WHAT NEEDS TO BE DONE:
Retype all the entries word for word, but omit the pictures.

MATERIAL PROVIDED:
>> Begin

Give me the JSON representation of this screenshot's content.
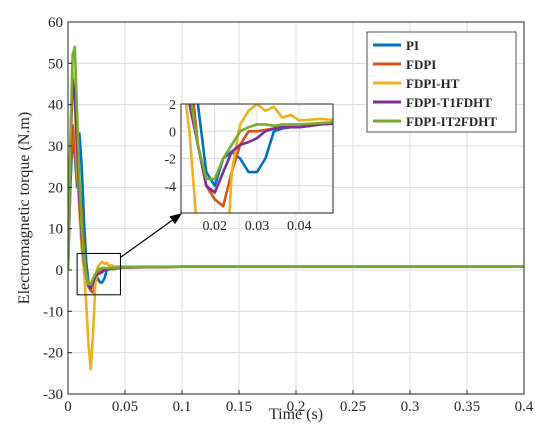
{
  "chart_data": {
    "type": "line",
    "xlabel": "Time (s)",
    "ylabel": "Electromagnetic torque (N.m)",
    "xlim": [
      0,
      0.4
    ],
    "ylim": [
      -30,
      60
    ],
    "x_ticks": [
      "0",
      "0.05",
      "0.1",
      "0.15",
      "0.2",
      "0.25",
      "0.3",
      "0.35",
      "0.4"
    ],
    "y_ticks": [
      "-30",
      "-20",
      "-10",
      "0",
      "10",
      "20",
      "30",
      "40",
      "50",
      "60"
    ],
    "grid": true,
    "legend_position": "top-right",
    "series": [
      {
        "name": "PI",
        "color": "#0072BD",
        "x": [
          0,
          0.002,
          0.004,
          0.006,
          0.008,
          0.01,
          0.012,
          0.014,
          0.016,
          0.018,
          0.02,
          0.022,
          0.024,
          0.026,
          0.028,
          0.03,
          0.032,
          0.034,
          0.036,
          0.038,
          0.04,
          0.045,
          0.05,
          0.1,
          0.2,
          0.3,
          0.4
        ],
        "y": [
          0,
          20,
          32,
          28,
          20,
          33,
          25,
          12,
          2,
          -3,
          -4,
          -2,
          -1.5,
          -2,
          -3,
          -3,
          -2,
          0,
          0.2,
          0.3,
          0.3,
          0.5,
          0.6,
          0.8,
          0.8,
          0.8,
          0.8
        ]
      },
      {
        "name": "FDPI",
        "color": "#D95319",
        "x": [
          0,
          0.002,
          0.004,
          0.006,
          0.008,
          0.01,
          0.012,
          0.014,
          0.016,
          0.018,
          0.02,
          0.022,
          0.024,
          0.026,
          0.028,
          0.03,
          0.032,
          0.034,
          0.036,
          0.04,
          0.045,
          0.05,
          0.1,
          0.2,
          0.3,
          0.4
        ],
        "y": [
          0,
          22,
          35,
          30,
          22,
          20,
          14,
          5,
          -1,
          -4,
          -5,
          -5.5,
          -3,
          -1,
          0,
          0,
          0.1,
          0.2,
          0.3,
          0.3,
          0.5,
          0.6,
          0.8,
          0.8,
          0.8,
          0.8
        ]
      },
      {
        "name": "FDPI-HT",
        "color": "#EDB120",
        "x": [
          0,
          0.002,
          0.004,
          0.006,
          0.008,
          0.01,
          0.012,
          0.014,
          0.016,
          0.018,
          0.02,
          0.022,
          0.024,
          0.026,
          0.028,
          0.03,
          0.032,
          0.034,
          0.036,
          0.038,
          0.04,
          0.045,
          0.05,
          0.1,
          0.2,
          0.3,
          0.4
        ],
        "y": [
          0,
          30,
          48,
          40,
          25,
          14,
          5,
          0,
          -8,
          -18,
          -24,
          -15,
          -3,
          0.5,
          1.5,
          2,
          1.5,
          1.8,
          1,
          1.2,
          0.8,
          0.9,
          0.8,
          0.8,
          0.8,
          0.8,
          0.8
        ]
      },
      {
        "name": "FDPI-T1FDHT",
        "color": "#7E2F8E",
        "x": [
          0,
          0.002,
          0.004,
          0.006,
          0.008,
          0.01,
          0.012,
          0.014,
          0.016,
          0.018,
          0.02,
          0.022,
          0.024,
          0.026,
          0.028,
          0.03,
          0.032,
          0.034,
          0.036,
          0.04,
          0.045,
          0.05,
          0.1,
          0.2,
          0.3,
          0.4
        ],
        "y": [
          0,
          28,
          46,
          42,
          30,
          17,
          8,
          2,
          -1,
          -4,
          -4.5,
          -3,
          -1.5,
          -1,
          -0.8,
          -0.5,
          0,
          0.2,
          0.3,
          0.3,
          0.5,
          0.6,
          0.8,
          0.8,
          0.8,
          0.8
        ]
      },
      {
        "name": "FDPI-IT2FDHT",
        "color": "#77AC30",
        "x": [
          0,
          0.002,
          0.004,
          0.006,
          0.008,
          0.01,
          0.012,
          0.014,
          0.016,
          0.018,
          0.02,
          0.022,
          0.024,
          0.026,
          0.028,
          0.03,
          0.032,
          0.034,
          0.036,
          0.04,
          0.045,
          0.05,
          0.1,
          0.2,
          0.3,
          0.4
        ],
        "y": [
          0,
          30,
          52,
          54,
          38,
          22,
          10,
          3,
          -1,
          -3.5,
          -3.5,
          -2,
          -1,
          0,
          0.3,
          0.5,
          0.5,
          0.4,
          0.5,
          0.5,
          0.6,
          0.7,
          0.8,
          0.8,
          0.8,
          0.8
        ]
      }
    ],
    "inset": {
      "xlim": [
        0.012,
        0.048
      ],
      "ylim": [
        -6,
        2
      ],
      "x_ticks": [
        "0.02",
        "0.03",
        "0.04"
      ],
      "y_ticks": [
        "2",
        "0",
        "-2",
        "-4"
      ],
      "zoom_box": {
        "xlim": [
          0.008,
          0.046
        ],
        "ylim": [
          -6,
          4
        ]
      }
    }
  }
}
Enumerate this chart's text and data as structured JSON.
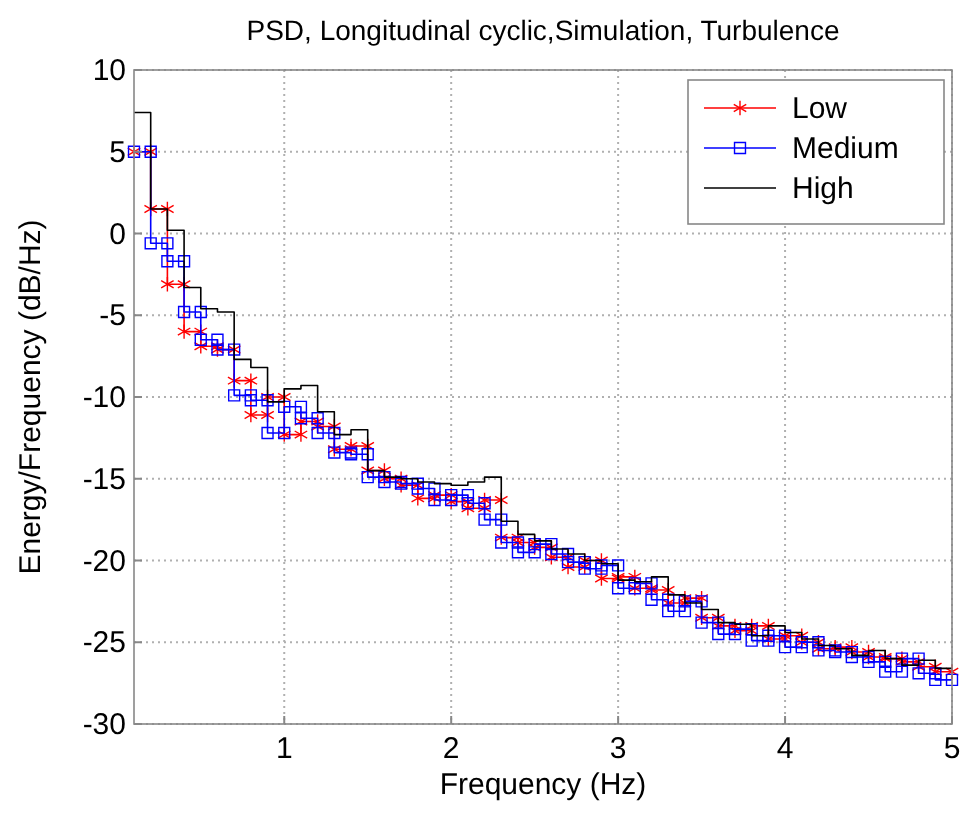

>> End

THE REPLY:
Give me the JSON representation of this screenshot's content.
{
  "chart_data": {
    "type": "line",
    "xlabel": "Time (s)",
    "ylabel": "Electromagnetic torque (N.m)",
    "xlim": [
      0,
      0.4
    ],
    "ylim": [
      -30,
      60
    ],
    "x_ticks": [
      "0",
      "0.05",
      "0.1",
      "0.15",
      "0.2",
      "0.25",
      "0.3",
      "0.35",
      "0.4"
    ],
    "y_ticks": [
      "-30",
      "-20",
      "-10",
      "0",
      "10",
      "20",
      "30",
      "40",
      "50",
      "60"
    ],
    "grid": true,
    "legend_position": "top-right",
    "series": [
      {
        "name": "PI",
        "color": "#0072BD",
        "x": [
          0,
          0.002,
          0.004,
          0.006,
          0.008,
          0.01,
          0.012,
          0.014,
          0.016,
          0.018,
          0.02,
          0.022,
          0.024,
          0.026,
          0.028,
          0.03,
          0.032,
          0.034,
          0.036,
          0.038,
          0.04,
          0.045,
          0.05,
          0.1,
          0.2,
          0.3,
          0.4
        ],
        "y": [
          0,
          20,
          32,
          28,
          20,
          33,
          25,
          12,
          2,
          -3,
          -4,
          -2,
          -1.5,
          -2,
          -3,
          -3,
          -2,
          0,
          0.2,
          0.3,
          0.3,
          0.5,
          0.6,
          0.8,
          0.8,
          0.8,
          0.8
        ]
      },
      {
        "name": "FDPI",
        "color": "#D95319",
        "x": [
          0,
          0.002,
          0.004,
          0.006,
          0.008,
          0.01,
          0.012,
          0.014,
          0.016,
          0.018,
          0.02,
          0.022,
          0.024,
          0.026,
          0.028,
          0.03,
          0.032,
          0.034,
          0.036,
          0.04,
          0.045,
          0.05,
          0.1,
          0.2,
          0.3,
          0.4
        ],
        "y": [
          0,
          22,
          35,
          30,
          22,
          20,
          14,
          5,
          -1,
          -4,
          -5,
          -5.5,
          -3,
          -1,
          0,
          0,
          0.1,
          0.2,
          0.3,
          0.3,
          0.5,
          0.6,
          0.8,
          0.8,
          0.8,
          0.8
        ]
      },
      {
        "name": "FDPI-HT",
        "color": "#EDB120",
        "x": [
          0,
          0.002,
          0.004,
          0.006,
          0.008,
          0.01,
          0.012,
          0.014,
          0.016,
          0.018,
          0.02,
          0.022,
          0.024,
          0.026,
          0.028,
          0.03,
          0.032,
          0.034,
          0.036,
          0.038,
          0.04,
          0.045,
          0.05,
          0.1,
          0.2,
          0.3,
          0.4
        ],
        "y": [
          0,
          30,
          48,
          40,
          25,
          14,
          5,
          0,
          -8,
          -18,
          -24,
          -15,
          -3,
          0.5,
          1.5,
          2,
          1.5,
          1.8,
          1,
          1.2,
          0.8,
          0.9,
          0.8,
          0.8,
          0.8,
          0.8,
          0.8
        ]
      },
      {
        "name": "FDPI-T1FDHT",
        "color": "#7E2F8E",
        "x": [
          0,
          0.002,
          0.004,
          0.006,
          0.008,
          0.01,
          0.012,
          0.014,
          0.016,
          0.018,
          0.02,
          0.022,
          0.024,
          0.026,
          0.028,
          0.03,
          0.032,
          0.034,
          0.036,
          0.04,
          0.045,
          0.05,
          0.1,
          0.2,
          0.3,
          0.4
        ],
        "y": [
          0,
          28,
          46,
          42,
          30,
          17,
          8,
          2,
          -1,
          -4,
          -4.5,
          -3,
          -1.5,
          -1,
          -0.8,
          -0.5,
          0,
          0.2,
          0.3,
          0.3,
          0.5,
          0.6,
          0.8,
          0.8,
          0.8,
          0.8
        ]
      },
      {
        "name": "FDPI-IT2FDHT",
        "color": "#77AC30",
        "x": [
          0,
          0.002,
          0.004,
          0.006,
          0.008,
          0.01,
          0.012,
          0.014,
          0.016,
          0.018,
          0.02,
          0.022,
          0.024,
          0.026,
          0.028,
          0.03,
          0.032,
          0.034,
          0.036,
          0.04,
          0.045,
          0.05,
          0.1,
          0.2,
          0.3,
          0.4
        ],
        "y": [
          0,
          30,
          52,
          54,
          38,
          22,
          10,
          3,
          -1,
          -3.5,
          -3.5,
          -2,
          -1,
          0,
          0.3,
          0.5,
          0.5,
          0.4,
          0.5,
          0.5,
          0.6,
          0.7,
          0.8,
          0.8,
          0.8,
          0.8
        ]
      }
    ],
    "inset": {
      "xlim": [
        0.012,
        0.048
      ],
      "ylim": [
        -6,
        2
      ],
      "x_ticks": [
        "0.02",
        "0.03",
        "0.04"
      ],
      "y_ticks": [
        "2",
        "0",
        "-2",
        "-4"
      ],
      "zoom_box": {
        "xlim": [
          0.008,
          0.046
        ],
        "ylim": [
          -6,
          4
        ]
      }
    }
  }
}
Enumerate this chart's text and data as structured JSON.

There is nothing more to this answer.